= DIRECTIVE =
Go through the records and give each one again exactly.

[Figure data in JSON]
** START **
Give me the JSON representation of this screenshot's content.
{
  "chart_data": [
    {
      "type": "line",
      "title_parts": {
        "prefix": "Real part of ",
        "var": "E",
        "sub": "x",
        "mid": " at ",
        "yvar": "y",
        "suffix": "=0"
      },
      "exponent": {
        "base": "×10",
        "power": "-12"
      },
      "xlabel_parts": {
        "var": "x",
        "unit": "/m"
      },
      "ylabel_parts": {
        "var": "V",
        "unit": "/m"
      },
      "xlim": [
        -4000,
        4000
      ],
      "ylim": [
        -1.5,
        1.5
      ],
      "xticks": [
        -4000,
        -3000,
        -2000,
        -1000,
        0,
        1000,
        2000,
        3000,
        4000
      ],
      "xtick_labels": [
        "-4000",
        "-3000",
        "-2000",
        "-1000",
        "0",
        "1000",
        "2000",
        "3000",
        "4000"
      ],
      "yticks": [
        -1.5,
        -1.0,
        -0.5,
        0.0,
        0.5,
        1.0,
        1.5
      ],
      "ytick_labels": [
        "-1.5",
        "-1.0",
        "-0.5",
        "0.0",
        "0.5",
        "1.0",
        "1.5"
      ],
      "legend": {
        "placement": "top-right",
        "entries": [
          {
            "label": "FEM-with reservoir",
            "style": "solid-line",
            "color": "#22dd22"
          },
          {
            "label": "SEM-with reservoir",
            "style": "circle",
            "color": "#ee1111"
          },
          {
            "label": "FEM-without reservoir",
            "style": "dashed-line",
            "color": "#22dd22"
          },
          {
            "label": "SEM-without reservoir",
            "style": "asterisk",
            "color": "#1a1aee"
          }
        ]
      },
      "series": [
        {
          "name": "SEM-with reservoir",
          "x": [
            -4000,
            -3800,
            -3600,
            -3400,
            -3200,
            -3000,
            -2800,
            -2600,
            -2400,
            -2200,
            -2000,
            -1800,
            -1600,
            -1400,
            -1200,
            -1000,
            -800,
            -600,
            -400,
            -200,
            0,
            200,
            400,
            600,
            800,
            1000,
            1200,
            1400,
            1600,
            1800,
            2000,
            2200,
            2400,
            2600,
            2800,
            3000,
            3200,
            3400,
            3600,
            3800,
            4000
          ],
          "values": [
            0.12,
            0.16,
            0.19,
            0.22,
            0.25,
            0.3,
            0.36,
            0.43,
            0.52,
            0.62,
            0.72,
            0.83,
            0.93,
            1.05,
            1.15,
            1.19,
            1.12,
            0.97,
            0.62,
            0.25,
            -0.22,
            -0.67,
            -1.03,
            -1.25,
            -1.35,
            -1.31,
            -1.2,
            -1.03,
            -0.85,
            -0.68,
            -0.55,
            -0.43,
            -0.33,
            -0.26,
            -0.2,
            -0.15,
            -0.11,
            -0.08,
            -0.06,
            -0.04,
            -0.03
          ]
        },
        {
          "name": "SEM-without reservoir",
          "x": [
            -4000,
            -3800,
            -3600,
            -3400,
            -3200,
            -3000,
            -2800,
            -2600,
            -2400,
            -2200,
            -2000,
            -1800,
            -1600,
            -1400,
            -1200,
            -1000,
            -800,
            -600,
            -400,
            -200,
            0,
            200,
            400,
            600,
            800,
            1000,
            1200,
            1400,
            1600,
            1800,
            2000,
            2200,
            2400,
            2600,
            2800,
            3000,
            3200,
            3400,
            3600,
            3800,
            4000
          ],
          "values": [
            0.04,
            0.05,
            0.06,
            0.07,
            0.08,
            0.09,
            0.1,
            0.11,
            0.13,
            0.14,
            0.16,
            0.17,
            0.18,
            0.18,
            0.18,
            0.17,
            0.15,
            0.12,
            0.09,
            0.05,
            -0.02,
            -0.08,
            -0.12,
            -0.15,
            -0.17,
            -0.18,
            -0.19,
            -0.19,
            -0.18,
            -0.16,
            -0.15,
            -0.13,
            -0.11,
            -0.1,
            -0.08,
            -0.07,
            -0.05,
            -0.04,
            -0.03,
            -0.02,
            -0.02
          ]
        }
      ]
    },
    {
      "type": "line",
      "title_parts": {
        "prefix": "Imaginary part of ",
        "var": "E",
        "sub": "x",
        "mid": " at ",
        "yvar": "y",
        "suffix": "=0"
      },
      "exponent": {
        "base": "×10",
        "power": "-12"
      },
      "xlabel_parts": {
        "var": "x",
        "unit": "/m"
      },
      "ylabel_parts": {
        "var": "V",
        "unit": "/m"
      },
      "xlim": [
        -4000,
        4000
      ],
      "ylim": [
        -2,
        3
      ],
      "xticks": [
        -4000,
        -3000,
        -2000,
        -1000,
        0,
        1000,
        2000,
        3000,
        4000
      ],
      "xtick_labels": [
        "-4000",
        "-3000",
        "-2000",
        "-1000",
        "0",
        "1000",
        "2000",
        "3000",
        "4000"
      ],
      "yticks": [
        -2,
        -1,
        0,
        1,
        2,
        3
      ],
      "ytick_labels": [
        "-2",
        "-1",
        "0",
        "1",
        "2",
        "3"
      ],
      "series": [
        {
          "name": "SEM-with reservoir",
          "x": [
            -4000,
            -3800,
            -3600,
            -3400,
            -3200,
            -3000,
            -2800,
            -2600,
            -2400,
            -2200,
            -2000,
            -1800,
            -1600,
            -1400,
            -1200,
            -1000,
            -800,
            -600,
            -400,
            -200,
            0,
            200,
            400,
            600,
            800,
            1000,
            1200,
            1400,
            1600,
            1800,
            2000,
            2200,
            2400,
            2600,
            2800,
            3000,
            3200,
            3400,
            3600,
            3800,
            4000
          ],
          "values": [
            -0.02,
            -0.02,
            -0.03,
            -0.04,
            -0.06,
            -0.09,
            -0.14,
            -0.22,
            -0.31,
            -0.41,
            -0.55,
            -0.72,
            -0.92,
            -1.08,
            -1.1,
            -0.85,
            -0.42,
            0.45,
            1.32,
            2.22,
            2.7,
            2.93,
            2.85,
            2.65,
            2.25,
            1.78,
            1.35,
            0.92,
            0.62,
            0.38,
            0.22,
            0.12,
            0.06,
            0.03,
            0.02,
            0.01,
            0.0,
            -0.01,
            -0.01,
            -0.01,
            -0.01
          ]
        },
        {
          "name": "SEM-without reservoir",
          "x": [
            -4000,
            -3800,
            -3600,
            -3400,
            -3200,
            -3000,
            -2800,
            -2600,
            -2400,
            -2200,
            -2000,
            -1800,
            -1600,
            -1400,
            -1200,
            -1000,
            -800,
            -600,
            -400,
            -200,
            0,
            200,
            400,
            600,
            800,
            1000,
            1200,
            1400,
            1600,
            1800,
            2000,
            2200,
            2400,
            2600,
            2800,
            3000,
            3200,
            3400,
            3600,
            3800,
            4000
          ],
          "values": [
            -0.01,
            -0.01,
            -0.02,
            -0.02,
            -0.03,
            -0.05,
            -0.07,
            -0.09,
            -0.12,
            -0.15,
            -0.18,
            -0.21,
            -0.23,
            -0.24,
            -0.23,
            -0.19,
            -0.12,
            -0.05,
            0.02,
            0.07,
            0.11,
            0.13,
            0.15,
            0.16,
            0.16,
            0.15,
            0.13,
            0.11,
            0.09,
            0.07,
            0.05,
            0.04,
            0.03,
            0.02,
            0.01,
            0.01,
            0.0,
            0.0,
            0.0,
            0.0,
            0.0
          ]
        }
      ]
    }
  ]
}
** END **
= WRITTEN SOLUTION =
Give me the JSON representation of this screenshot's content.
{
  "chart_data": [
    {
      "type": "line",
      "title_parts": {
        "prefix": "Real part of ",
        "var": "E",
        "sub": "x",
        "mid": " at ",
        "yvar": "y",
        "suffix": "=0"
      },
      "exponent": {
        "base": "×10",
        "power": "-12"
      },
      "xlabel_parts": {
        "var": "x",
        "unit": "/m"
      },
      "ylabel_parts": {
        "var": "V",
        "unit": "/m"
      },
      "xlim": [
        -4000,
        4000
      ],
      "ylim": [
        -1.5,
        1.5
      ],
      "xticks": [
        -4000,
        -3000,
        -2000,
        -1000,
        0,
        1000,
        2000,
        3000,
        4000
      ],
      "xtick_labels": [
        "-4000",
        "-3000",
        "-2000",
        "-1000",
        "0",
        "1000",
        "2000",
        "3000",
        "4000"
      ],
      "yticks": [
        -1.5,
        -1.0,
        -0.5,
        0.0,
        0.5,
        1.0,
        1.5
      ],
      "ytick_labels": [
        "-1.5",
        "-1.0",
        "-0.5",
        "0.0",
        "0.5",
        "1.0",
        "1.5"
      ],
      "legend": {
        "placement": "top-right",
        "entries": [
          {
            "label": "FEM-with reservoir",
            "style": "solid-line",
            "color": "#22dd22"
          },
          {
            "label": "SEM-with reservoir",
            "style": "circle",
            "color": "#ee1111"
          },
          {
            "label": "FEM-without reservoir",
            "style": "dashed-line",
            "color": "#22dd22"
          },
          {
            "label": "SEM-without reservoir",
            "style": "asterisk",
            "color": "#1a1aee"
          }
        ]
      },
      "series": [
        {
          "name": "SEM-with reservoir",
          "x": [
            -4000,
            -3800,
            -3600,
            -3400,
            -3200,
            -3000,
            -2800,
            -2600,
            -2400,
            -2200,
            -2000,
            -1800,
            -1600,
            -1400,
            -1200,
            -1000,
            -800,
            -600,
            -400,
            -200,
            0,
            200,
            400,
            600,
            800,
            1000,
            1200,
            1400,
            1600,
            1800,
            2000,
            2200,
            2400,
            2600,
            2800,
            3000,
            3200,
            3400,
            3600,
            3800,
            4000
          ],
          "values": [
            0.12,
            0.16,
            0.19,
            0.22,
            0.25,
            0.3,
            0.36,
            0.43,
            0.52,
            0.62,
            0.72,
            0.83,
            0.93,
            1.05,
            1.15,
            1.19,
            1.12,
            0.97,
            0.62,
            0.25,
            -0.22,
            -0.67,
            -1.03,
            -1.25,
            -1.35,
            -1.31,
            -1.2,
            -1.03,
            -0.85,
            -0.68,
            -0.55,
            -0.43,
            -0.33,
            -0.26,
            -0.2,
            -0.15,
            -0.11,
            -0.08,
            -0.06,
            -0.04,
            -0.03
          ]
        },
        {
          "name": "SEM-without reservoir",
          "x": [
            -4000,
            -3800,
            -3600,
            -3400,
            -3200,
            -3000,
            -2800,
            -2600,
            -2400,
            -2200,
            -2000,
            -1800,
            -1600,
            -1400,
            -1200,
            -1000,
            -800,
            -600,
            -400,
            -200,
            0,
            200,
            400,
            600,
            800,
            1000,
            1200,
            1400,
            1600,
            1800,
            2000,
            2200,
            2400,
            2600,
            2800,
            3000,
            3200,
            3400,
            3600,
            3800,
            4000
          ],
          "values": [
            0.04,
            0.05,
            0.06,
            0.07,
            0.08,
            0.09,
            0.1,
            0.11,
            0.13,
            0.14,
            0.16,
            0.17,
            0.18,
            0.18,
            0.18,
            0.17,
            0.15,
            0.12,
            0.09,
            0.05,
            -0.02,
            -0.08,
            -0.12,
            -0.15,
            -0.17,
            -0.18,
            -0.19,
            -0.19,
            -0.18,
            -0.16,
            -0.15,
            -0.13,
            -0.11,
            -0.1,
            -0.08,
            -0.07,
            -0.05,
            -0.04,
            -0.03,
            -0.02,
            -0.02
          ]
        }
      ]
    },
    {
      "type": "line",
      "title_parts": {
        "prefix": "Imaginary part of ",
        "var": "E",
        "sub": "x",
        "mid": " at ",
        "yvar": "y",
        "suffix": "=0"
      },
      "exponent": {
        "base": "×10",
        "power": "-12"
      },
      "xlabel_parts": {
        "var": "x",
        "unit": "/m"
      },
      "ylabel_parts": {
        "var": "V",
        "unit": "/m"
      },
      "xlim": [
        -4000,
        4000
      ],
      "ylim": [
        -2,
        3
      ],
      "xticks": [
        -4000,
        -3000,
        -2000,
        -1000,
        0,
        1000,
        2000,
        3000,
        4000
      ],
      "xtick_labels": [
        "-4000",
        "-3000",
        "-2000",
        "-1000",
        "0",
        "1000",
        "2000",
        "3000",
        "4000"
      ],
      "yticks": [
        -2,
        -1,
        0,
        1,
        2,
        3
      ],
      "ytick_labels": [
        "-2",
        "-1",
        "0",
        "1",
        "2",
        "3"
      ],
      "series": [
        {
          "name": "SEM-with reservoir",
          "x": [
            -4000,
            -3800,
            -3600,
            -3400,
            -3200,
            -3000,
            -2800,
            -2600,
            -2400,
            -2200,
            -2000,
            -1800,
            -1600,
            -1400,
            -1200,
            -1000,
            -800,
            -600,
            -400,
            -200,
            0,
            200,
            400,
            600,
            800,
            1000,
            1200,
            1400,
            1600,
            1800,
            2000,
            2200,
            2400,
            2600,
            2800,
            3000,
            3200,
            3400,
            3600,
            3800,
            4000
          ],
          "values": [
            -0.02,
            -0.02,
            -0.03,
            -0.04,
            -0.06,
            -0.09,
            -0.14,
            -0.22,
            -0.31,
            -0.41,
            -0.55,
            -0.72,
            -0.92,
            -1.08,
            -1.1,
            -0.85,
            -0.42,
            0.45,
            1.32,
            2.22,
            2.7,
            2.93,
            2.85,
            2.65,
            2.25,
            1.78,
            1.35,
            0.92,
            0.62,
            0.38,
            0.22,
            0.12,
            0.06,
            0.03,
            0.02,
            0.01,
            0.0,
            -0.01,
            -0.01,
            -0.01,
            -0.01
          ]
        },
        {
          "name": "SEM-without reservoir",
          "x": [
            -4000,
            -3800,
            -3600,
            -3400,
            -3200,
            -3000,
            -2800,
            -2600,
            -2400,
            -2200,
            -2000,
            -1800,
            -1600,
            -1400,
            -1200,
            -1000,
            -800,
            -600,
            -400,
            -200,
            0,
            200,
            400,
            600,
            800,
            1000,
            1200,
            1400,
            1600,
            1800,
            2000,
            2200,
            2400,
            2600,
            2800,
            3000,
            3200,
            3400,
            3600,
            3800,
            4000
          ],
          "values": [
            -0.01,
            -0.01,
            -0.02,
            -0.02,
            -0.03,
            -0.05,
            -0.07,
            -0.09,
            -0.12,
            -0.15,
            -0.18,
            -0.21,
            -0.23,
            -0.24,
            -0.23,
            -0.19,
            -0.12,
            -0.05,
            0.02,
            0.07,
            0.11,
            0.13,
            0.15,
            0.16,
            0.16,
            0.15,
            0.13,
            0.11,
            0.09,
            0.07,
            0.05,
            0.04,
            0.03,
            0.02,
            0.01,
            0.01,
            0.0,
            0.0,
            0.0,
            0.0,
            0.0
          ]
        }
      ]
    }
  ]
}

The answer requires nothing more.